● Problem: Copy every entry exactly as given, minus the images.

● Available records:
⁂

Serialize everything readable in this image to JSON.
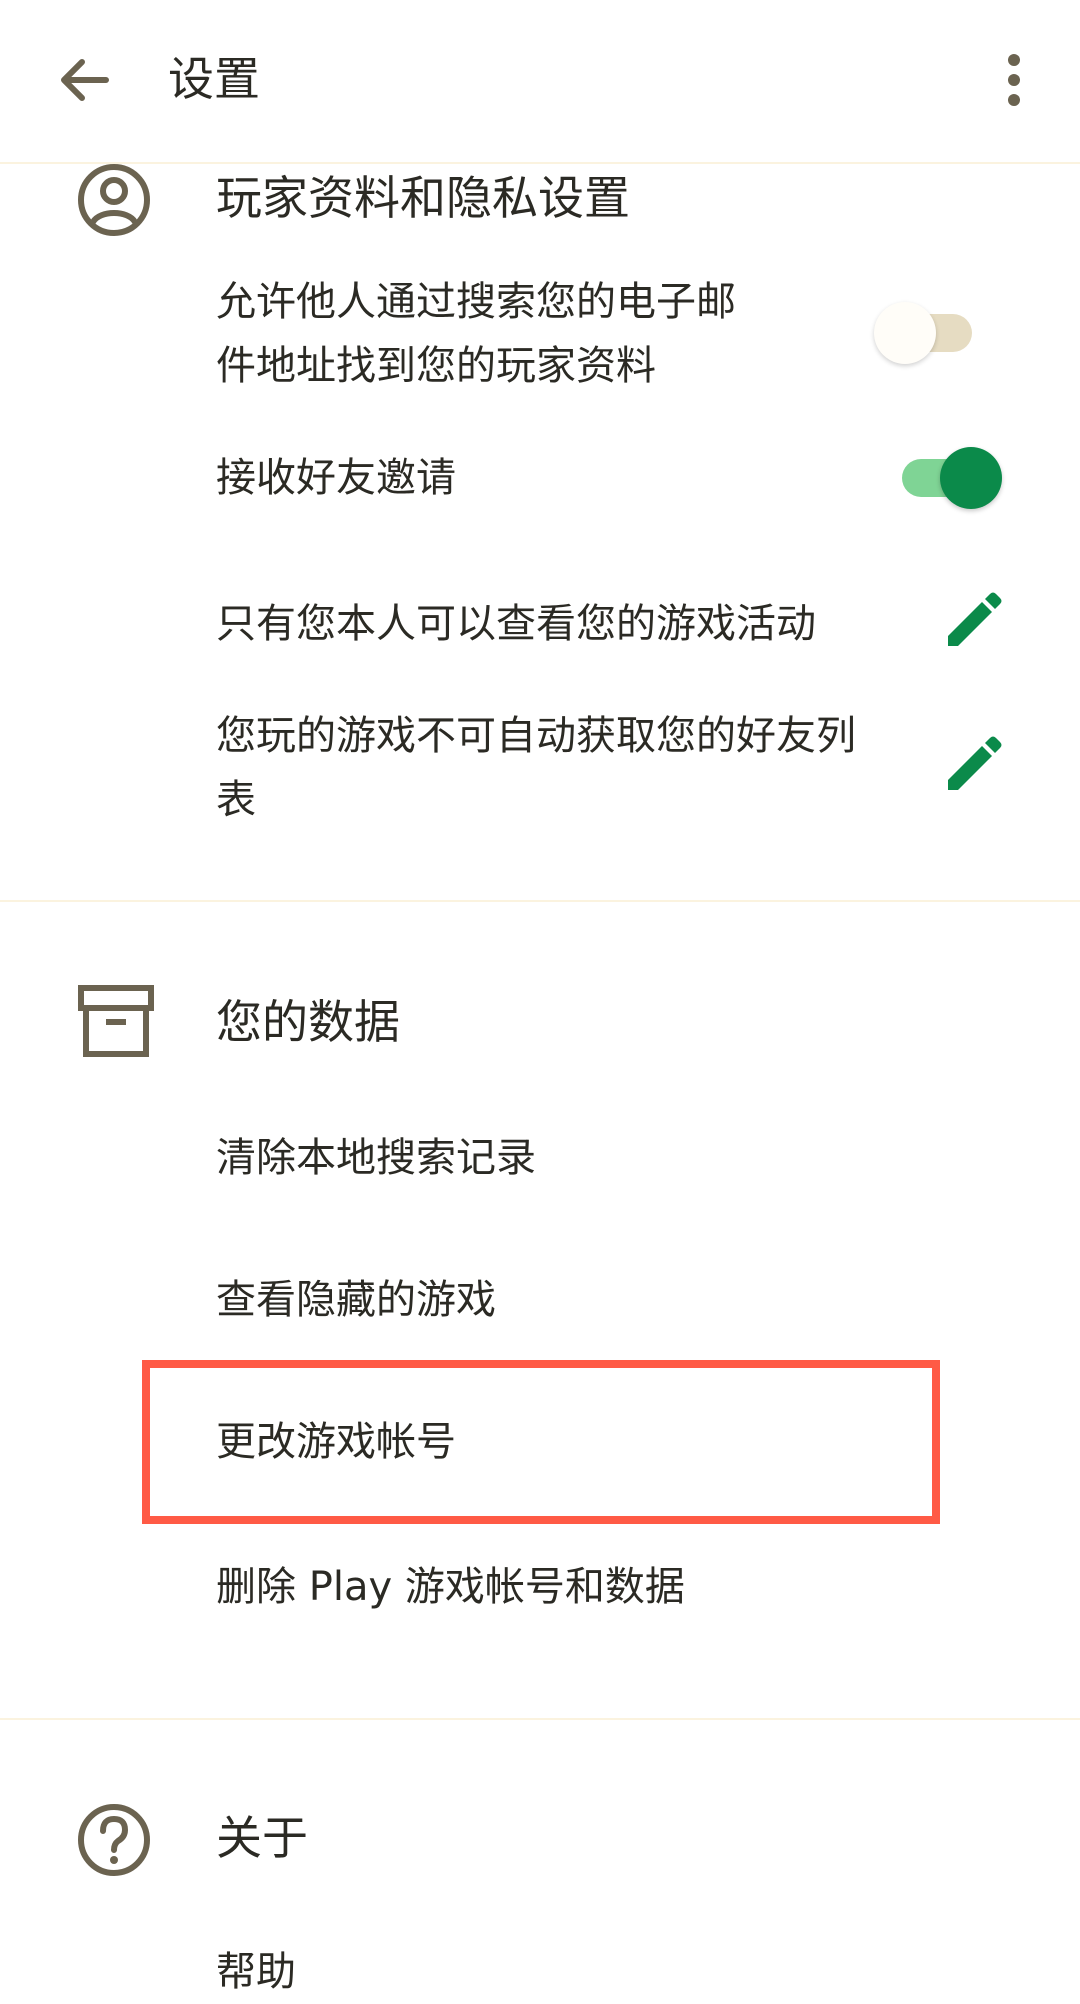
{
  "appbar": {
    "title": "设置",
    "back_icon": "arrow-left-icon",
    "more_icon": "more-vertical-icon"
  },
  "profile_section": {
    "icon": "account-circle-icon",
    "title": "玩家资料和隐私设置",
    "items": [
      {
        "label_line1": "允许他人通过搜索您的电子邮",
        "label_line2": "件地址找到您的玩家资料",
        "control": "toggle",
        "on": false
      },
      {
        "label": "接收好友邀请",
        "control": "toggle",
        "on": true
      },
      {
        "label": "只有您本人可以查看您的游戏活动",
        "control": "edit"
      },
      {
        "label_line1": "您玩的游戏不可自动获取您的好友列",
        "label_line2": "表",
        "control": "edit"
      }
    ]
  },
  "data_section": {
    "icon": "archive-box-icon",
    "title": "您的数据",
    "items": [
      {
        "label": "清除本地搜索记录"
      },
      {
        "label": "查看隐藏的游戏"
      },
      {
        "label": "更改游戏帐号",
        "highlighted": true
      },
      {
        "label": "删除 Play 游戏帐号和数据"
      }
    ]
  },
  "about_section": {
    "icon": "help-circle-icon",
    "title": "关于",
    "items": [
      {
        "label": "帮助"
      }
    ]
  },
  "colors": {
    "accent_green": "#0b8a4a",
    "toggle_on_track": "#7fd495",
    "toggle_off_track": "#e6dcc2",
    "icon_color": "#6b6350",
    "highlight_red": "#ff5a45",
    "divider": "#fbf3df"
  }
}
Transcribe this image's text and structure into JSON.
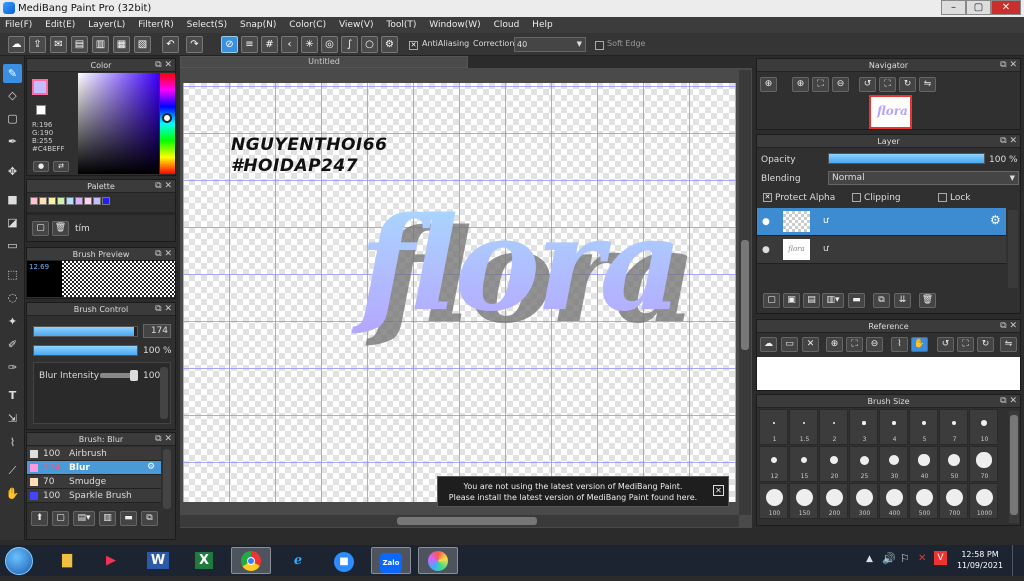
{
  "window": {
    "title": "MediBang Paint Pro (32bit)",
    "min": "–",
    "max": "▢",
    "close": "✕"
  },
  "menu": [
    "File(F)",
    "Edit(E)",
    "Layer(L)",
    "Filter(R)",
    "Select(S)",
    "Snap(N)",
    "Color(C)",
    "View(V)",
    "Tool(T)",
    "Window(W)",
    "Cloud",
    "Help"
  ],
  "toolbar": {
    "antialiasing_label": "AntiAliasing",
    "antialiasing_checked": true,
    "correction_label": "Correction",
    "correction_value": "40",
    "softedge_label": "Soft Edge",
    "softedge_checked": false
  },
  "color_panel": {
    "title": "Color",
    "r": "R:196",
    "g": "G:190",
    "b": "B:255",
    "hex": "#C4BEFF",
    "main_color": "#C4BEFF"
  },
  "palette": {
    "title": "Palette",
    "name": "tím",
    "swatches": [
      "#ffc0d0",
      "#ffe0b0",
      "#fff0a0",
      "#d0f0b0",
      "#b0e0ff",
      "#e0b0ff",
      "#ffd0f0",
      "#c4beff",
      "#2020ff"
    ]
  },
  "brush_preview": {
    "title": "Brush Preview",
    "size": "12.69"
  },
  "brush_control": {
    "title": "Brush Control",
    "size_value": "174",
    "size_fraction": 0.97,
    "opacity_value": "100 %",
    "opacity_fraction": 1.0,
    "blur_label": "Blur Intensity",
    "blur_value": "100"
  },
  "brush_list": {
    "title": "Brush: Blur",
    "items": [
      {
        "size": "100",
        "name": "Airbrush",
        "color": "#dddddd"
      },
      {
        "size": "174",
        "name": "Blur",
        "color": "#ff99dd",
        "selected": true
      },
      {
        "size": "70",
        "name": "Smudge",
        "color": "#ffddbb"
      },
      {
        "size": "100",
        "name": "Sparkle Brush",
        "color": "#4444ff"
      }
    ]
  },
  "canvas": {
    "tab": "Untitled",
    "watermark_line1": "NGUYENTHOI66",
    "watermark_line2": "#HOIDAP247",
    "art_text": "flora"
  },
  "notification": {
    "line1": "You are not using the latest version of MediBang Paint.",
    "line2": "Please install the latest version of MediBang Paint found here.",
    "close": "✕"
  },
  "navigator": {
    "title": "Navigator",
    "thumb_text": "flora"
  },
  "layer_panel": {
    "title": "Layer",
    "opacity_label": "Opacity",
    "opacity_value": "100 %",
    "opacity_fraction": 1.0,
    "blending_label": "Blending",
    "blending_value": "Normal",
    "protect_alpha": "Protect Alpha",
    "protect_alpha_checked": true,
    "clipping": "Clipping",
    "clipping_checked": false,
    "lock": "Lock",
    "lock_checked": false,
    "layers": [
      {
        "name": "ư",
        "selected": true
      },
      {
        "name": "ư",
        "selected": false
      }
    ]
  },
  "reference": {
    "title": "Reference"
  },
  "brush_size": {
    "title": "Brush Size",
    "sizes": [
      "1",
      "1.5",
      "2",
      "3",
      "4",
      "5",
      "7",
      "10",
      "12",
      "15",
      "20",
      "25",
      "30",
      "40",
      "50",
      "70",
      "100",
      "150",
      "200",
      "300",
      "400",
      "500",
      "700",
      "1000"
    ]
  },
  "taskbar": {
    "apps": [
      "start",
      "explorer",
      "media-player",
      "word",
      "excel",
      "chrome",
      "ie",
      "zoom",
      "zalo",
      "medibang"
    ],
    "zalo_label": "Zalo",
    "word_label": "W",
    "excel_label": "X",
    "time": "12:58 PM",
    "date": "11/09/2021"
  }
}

⁂

● Result:
Serialize everything readable in this image to JSON.
{
  "appbar": {
    "title": "设置",
    "back_icon": "arrow-left-icon",
    "more_icon": "more-vertical-icon"
  },
  "profile_section": {
    "icon": "account-circle-icon",
    "title": "玩家资料和隐私设置",
    "items": [
      {
        "label_line1": "允许他人通过搜索您的电子邮",
        "label_line2": "件地址找到您的玩家资料",
        "control": "toggle",
        "on": false
      },
      {
        "label": "接收好友邀请",
        "control": "toggle",
        "on": true
      },
      {
        "label": "只有您本人可以查看您的游戏活动",
        "control": "edit"
      },
      {
        "label_line1": "您玩的游戏不可自动获取您的好友列",
        "label_line2": "表",
        "control": "edit"
      }
    ]
  },
  "data_section": {
    "icon": "archive-box-icon",
    "title": "您的数据",
    "items": [
      {
        "label": "清除本地搜索记录"
      },
      {
        "label": "查看隐藏的游戏"
      },
      {
        "label": "更改游戏帐号",
        "highlighted": true
      },
      {
        "label": "删除 Play 游戏帐号和数据"
      }
    ]
  },
  "about_section": {
    "icon": "help-circle-icon",
    "title": "关于",
    "items": [
      {
        "label": "帮助"
      }
    ]
  },
  "colors": {
    "accent_green": "#0b8a4a",
    "toggle_on_track": "#7fd495",
    "toggle_off_track": "#e6dcc2",
    "icon_color": "#6b6350",
    "highlight_red": "#ff5a45",
    "divider": "#fbf3df"
  }
}
Transcribe this image's text and structure into JSON.
{
  "window": {
    "title": "MediBang Paint Pro (32bit)",
    "min": "–",
    "max": "▢",
    "close": "✕"
  },
  "menu": [
    "File(F)",
    "Edit(E)",
    "Layer(L)",
    "Filter(R)",
    "Select(S)",
    "Snap(N)",
    "Color(C)",
    "View(V)",
    "Tool(T)",
    "Window(W)",
    "Cloud",
    "Help"
  ],
  "toolbar": {
    "antialiasing_label": "AntiAliasing",
    "antialiasing_checked": true,
    "correction_label": "Correction",
    "correction_value": "40",
    "softedge_label": "Soft Edge",
    "softedge_checked": false
  },
  "color_panel": {
    "title": "Color",
    "r": "R:196",
    "g": "G:190",
    "b": "B:255",
    "hex": "#C4BEFF",
    "main_color": "#C4BEFF"
  },
  "palette": {
    "title": "Palette",
    "name": "tím",
    "swatches": [
      "#ffc0d0",
      "#ffe0b0",
      "#fff0a0",
      "#d0f0b0",
      "#b0e0ff",
      "#e0b0ff",
      "#ffd0f0",
      "#c4beff",
      "#2020ff"
    ]
  },
  "brush_preview": {
    "title": "Brush Preview",
    "size": "12.69"
  },
  "brush_control": {
    "title": "Brush Control",
    "size_value": "174",
    "size_fraction": 0.97,
    "opacity_value": "100 %",
    "opacity_fraction": 1.0,
    "blur_label": "Blur Intensity",
    "blur_value": "100"
  },
  "brush_list": {
    "title": "Brush: Blur",
    "items": [
      {
        "size": "100",
        "name": "Airbrush",
        "color": "#dddddd"
      },
      {
        "size": "174",
        "name": "Blur",
        "color": "#ff99dd",
        "selected": true
      },
      {
        "size": "70",
        "name": "Smudge",
        "color": "#ffddbb"
      },
      {
        "size": "100",
        "name": "Sparkle Brush",
        "color": "#4444ff"
      }
    ]
  },
  "canvas": {
    "tab": "Untitled",
    "watermark_line1": "NGUYENTHOI66",
    "watermark_line2": "#HOIDAP247",
    "art_text": "flora"
  },
  "notification": {
    "line1": "You are not using the latest version of MediBang Paint.",
    "line2": "Please install the latest version of MediBang Paint found here.",
    "close": "✕"
  },
  "navigator": {
    "title": "Navigator",
    "thumb_text": "flora"
  },
  "layer_panel": {
    "title": "Layer",
    "opacity_label": "Opacity",
    "opacity_value": "100 %",
    "opacity_fraction": 1.0,
    "blending_label": "Blending",
    "blending_value": "Normal",
    "protect_alpha": "Protect Alpha",
    "protect_alpha_checked": true,
    "clipping": "Clipping",
    "clipping_checked": false,
    "lock": "Lock",
    "lock_checked": false,
    "layers": [
      {
        "name": "ư",
        "selected": true
      },
      {
        "name": "ư",
        "selected": false
      }
    ]
  },
  "reference": {
    "title": "Reference"
  },
  "brush_size": {
    "title": "Brush Size",
    "sizes": [
      "1",
      "1.5",
      "2",
      "3",
      "4",
      "5",
      "7",
      "10",
      "12",
      "15",
      "20",
      "25",
      "30",
      "40",
      "50",
      "70",
      "100",
      "150",
      "200",
      "300",
      "400",
      "500",
      "700",
      "1000"
    ]
  },
  "taskbar": {
    "apps": [
      "start",
      "explorer",
      "media-player",
      "word",
      "excel",
      "chrome",
      "ie",
      "zoom",
      "zalo",
      "medibang"
    ],
    "zalo_label": "Zalo",
    "word_label": "W",
    "excel_label": "X",
    "time": "12:58 PM",
    "date": "11/09/2021"
  }
}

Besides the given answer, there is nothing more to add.